Data items:
◇ ◇ ◇ ◇

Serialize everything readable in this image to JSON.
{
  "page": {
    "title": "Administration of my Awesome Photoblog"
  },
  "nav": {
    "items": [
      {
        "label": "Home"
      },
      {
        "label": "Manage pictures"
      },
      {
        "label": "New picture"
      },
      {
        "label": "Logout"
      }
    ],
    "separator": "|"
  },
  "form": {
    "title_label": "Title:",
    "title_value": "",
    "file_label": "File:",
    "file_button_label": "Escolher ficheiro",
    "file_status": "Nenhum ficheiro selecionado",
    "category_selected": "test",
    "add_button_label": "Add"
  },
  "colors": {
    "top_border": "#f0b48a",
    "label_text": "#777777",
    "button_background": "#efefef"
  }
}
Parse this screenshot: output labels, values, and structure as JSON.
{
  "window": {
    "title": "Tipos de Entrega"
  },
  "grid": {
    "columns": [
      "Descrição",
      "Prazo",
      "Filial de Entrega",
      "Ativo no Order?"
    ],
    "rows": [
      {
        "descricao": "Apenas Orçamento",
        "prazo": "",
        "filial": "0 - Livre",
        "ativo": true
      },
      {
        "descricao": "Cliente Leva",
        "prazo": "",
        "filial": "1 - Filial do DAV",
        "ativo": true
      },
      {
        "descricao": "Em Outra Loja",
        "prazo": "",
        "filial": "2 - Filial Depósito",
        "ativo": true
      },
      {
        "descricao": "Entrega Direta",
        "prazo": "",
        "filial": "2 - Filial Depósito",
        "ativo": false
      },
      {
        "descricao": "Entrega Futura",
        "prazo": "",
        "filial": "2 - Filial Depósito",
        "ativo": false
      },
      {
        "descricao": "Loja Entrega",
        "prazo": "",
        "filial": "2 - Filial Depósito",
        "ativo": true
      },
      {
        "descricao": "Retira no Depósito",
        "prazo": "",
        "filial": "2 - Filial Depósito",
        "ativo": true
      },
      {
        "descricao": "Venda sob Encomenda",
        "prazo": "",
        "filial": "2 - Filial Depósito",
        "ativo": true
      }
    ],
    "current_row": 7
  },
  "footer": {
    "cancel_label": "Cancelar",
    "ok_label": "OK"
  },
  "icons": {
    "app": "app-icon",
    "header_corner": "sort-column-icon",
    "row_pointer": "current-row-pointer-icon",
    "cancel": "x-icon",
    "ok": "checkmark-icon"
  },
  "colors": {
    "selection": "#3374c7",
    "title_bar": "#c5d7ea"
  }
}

◇ ◇ ◇ ◇

* _Brief_
Pick out all the lines with the word "JSON" in them and copy them.

* _Worked solution_
Serialize everything readable in this image to JSON.
Parse this screenshot: output labels, values, and structure as JSON.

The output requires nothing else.